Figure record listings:
☆ ☆ ☆ ☆

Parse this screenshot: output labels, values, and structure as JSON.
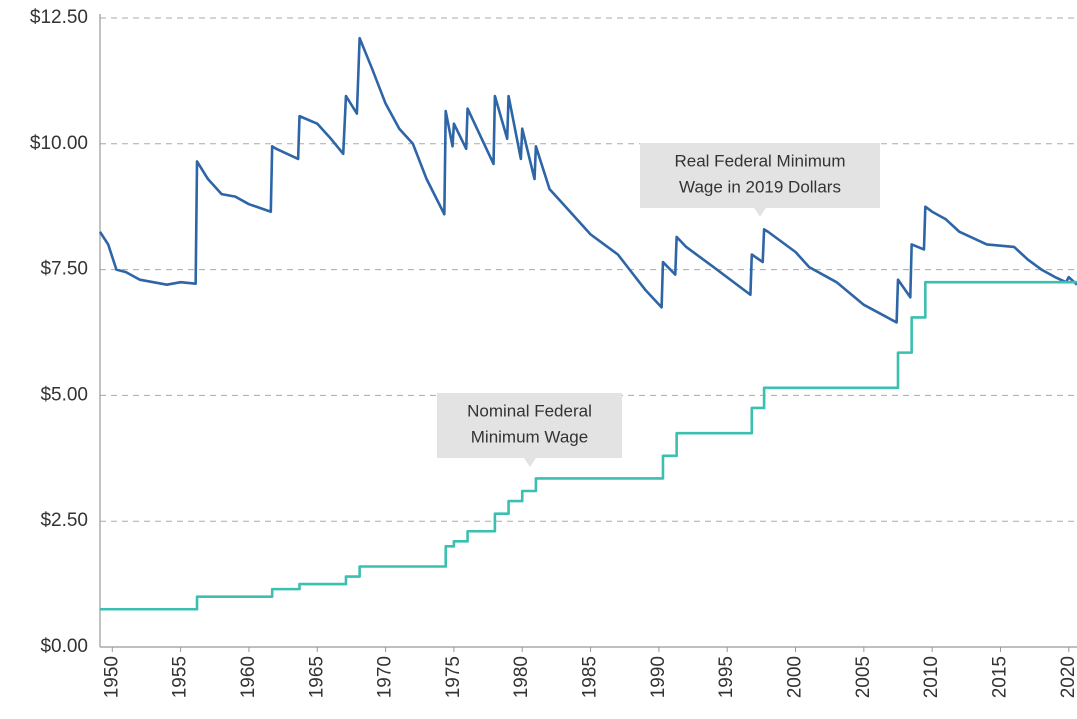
{
  "chart_data": {
    "type": "line",
    "xlim": [
      1949.1,
      2020.6
    ],
    "xticks": [
      1950,
      1955,
      1960,
      1965,
      1970,
      1975,
      1980,
      1985,
      1990,
      1995,
      2000,
      2005,
      2010,
      2015,
      2020
    ],
    "ylim": [
      0,
      12.5
    ],
    "yticks": [
      {
        "value": 0,
        "label": "$0.00"
      },
      {
        "value": 2.5,
        "label": "$2.50"
      },
      {
        "value": 5,
        "label": "$5.00"
      },
      {
        "value": 7.5,
        "label": "$7.50"
      },
      {
        "value": 10,
        "label": "$10.00"
      },
      {
        "value": 12.5,
        "label": "$12.50"
      }
    ],
    "grid": true,
    "series": [
      {
        "color": "#2e65a6",
        "x": [
          1949.1,
          1949.7,
          1950.3,
          1951,
          1952,
          1953,
          1954,
          1955,
          1956.1,
          1956.2,
          1957,
          1958,
          1959,
          1960,
          1961.6,
          1961.7,
          1962,
          1963.6,
          1963.7,
          1965,
          1966,
          1966.9,
          1967.1,
          1967.9,
          1968.1,
          1969,
          1970,
          1971,
          1972,
          1973,
          1974.3,
          1974.4,
          1974.9,
          1975.0,
          1975.9,
          1976.0,
          1977.9,
          1978.0,
          1978.9,
          1979.0,
          1979.9,
          1980.0,
          1980.9,
          1981.0,
          1982,
          1983,
          1984,
          1985,
          1986,
          1987,
          1988,
          1989,
          1990.2,
          1990.3,
          1991.2,
          1991.3,
          1992,
          1994,
          1996.7,
          1996.8,
          1997.6,
          1997.7,
          1998,
          2000,
          2001,
          2003,
          2005,
          2007.4,
          2007.5,
          2008.4,
          2008.5,
          2009.4,
          2009.5,
          2010,
          2011,
          2012,
          2014,
          2016,
          2017,
          2018,
          2019,
          2019.8,
          2020,
          2020.6
        ],
        "values": [
          8.25,
          8.0,
          7.5,
          7.45,
          7.3,
          7.25,
          7.2,
          7.25,
          7.22,
          9.65,
          9.3,
          9.0,
          8.95,
          8.8,
          8.65,
          9.95,
          9.9,
          9.7,
          10.55,
          10.4,
          10.1,
          9.8,
          10.95,
          10.6,
          12.1,
          11.5,
          10.8,
          10.3,
          10.0,
          9.3,
          8.6,
          10.65,
          9.95,
          10.4,
          9.9,
          10.7,
          9.6,
          10.95,
          10.1,
          10.95,
          9.7,
          10.3,
          9.3,
          9.95,
          9.1,
          8.8,
          8.5,
          8.2,
          8.0,
          7.8,
          7.45,
          7.1,
          6.75,
          7.65,
          7.4,
          8.15,
          7.95,
          7.55,
          7.0,
          7.8,
          7.65,
          8.3,
          8.25,
          7.85,
          7.55,
          7.25,
          6.8,
          6.45,
          7.3,
          6.95,
          8.0,
          7.9,
          8.75,
          8.65,
          8.5,
          8.25,
          8.0,
          7.95,
          7.7,
          7.5,
          7.35,
          7.25,
          7.35,
          7.2
        ]
      },
      {
        "color": "#3bbfb0",
        "x": [
          1949.1,
          1956.2,
          1956.2,
          1961.7,
          1961.7,
          1963.7,
          1963.7,
          1967.1,
          1967.1,
          1968.1,
          1968.1,
          1974.4,
          1974.4,
          1975.0,
          1975.0,
          1976.0,
          1976.0,
          1978.0,
          1978.0,
          1979.0,
          1979.0,
          1980.0,
          1980.0,
          1981.0,
          1981.0,
          1990.3,
          1990.3,
          1991.3,
          1991.3,
          1996.8,
          1996.8,
          1997.7,
          1997.7,
          2007.5,
          2007.5,
          2008.5,
          2008.5,
          2009.5,
          2009.5,
          2020.6
        ],
        "values": [
          0.75,
          0.75,
          1.0,
          1.0,
          1.15,
          1.15,
          1.25,
          1.25,
          1.4,
          1.4,
          1.6,
          1.6,
          2.0,
          2.0,
          2.1,
          2.1,
          2.3,
          2.3,
          2.65,
          2.65,
          2.9,
          2.9,
          3.1,
          3.1,
          3.35,
          3.35,
          3.8,
          3.8,
          4.25,
          4.25,
          4.75,
          4.75,
          5.15,
          5.15,
          5.85,
          5.85,
          6.55,
          6.55,
          7.25,
          7.25
        ]
      }
    ],
    "annotations": [
      {
        "lines": [
          "Real Federal Minimum",
          "Wage in 2019 Dollars"
        ]
      },
      {
        "lines": [
          "Nominal Federal",
          "Minimum Wage"
        ]
      }
    ]
  }
}
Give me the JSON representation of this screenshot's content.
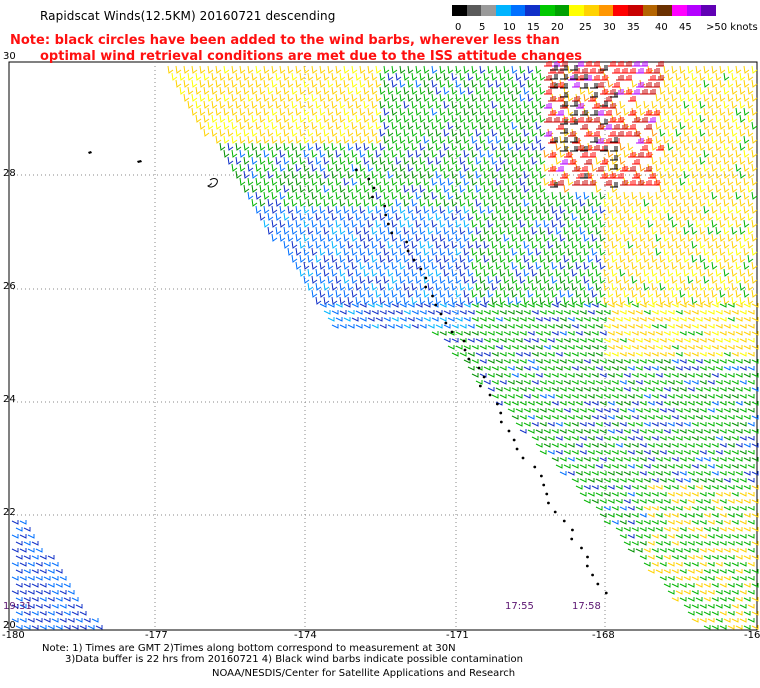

☆ ☆ ☆ ☆

Exercise objective = Using the records given above, list every line that includes the word "Federal".

Task result =
          "Real Federal Minimum",
          "Nominal Federal",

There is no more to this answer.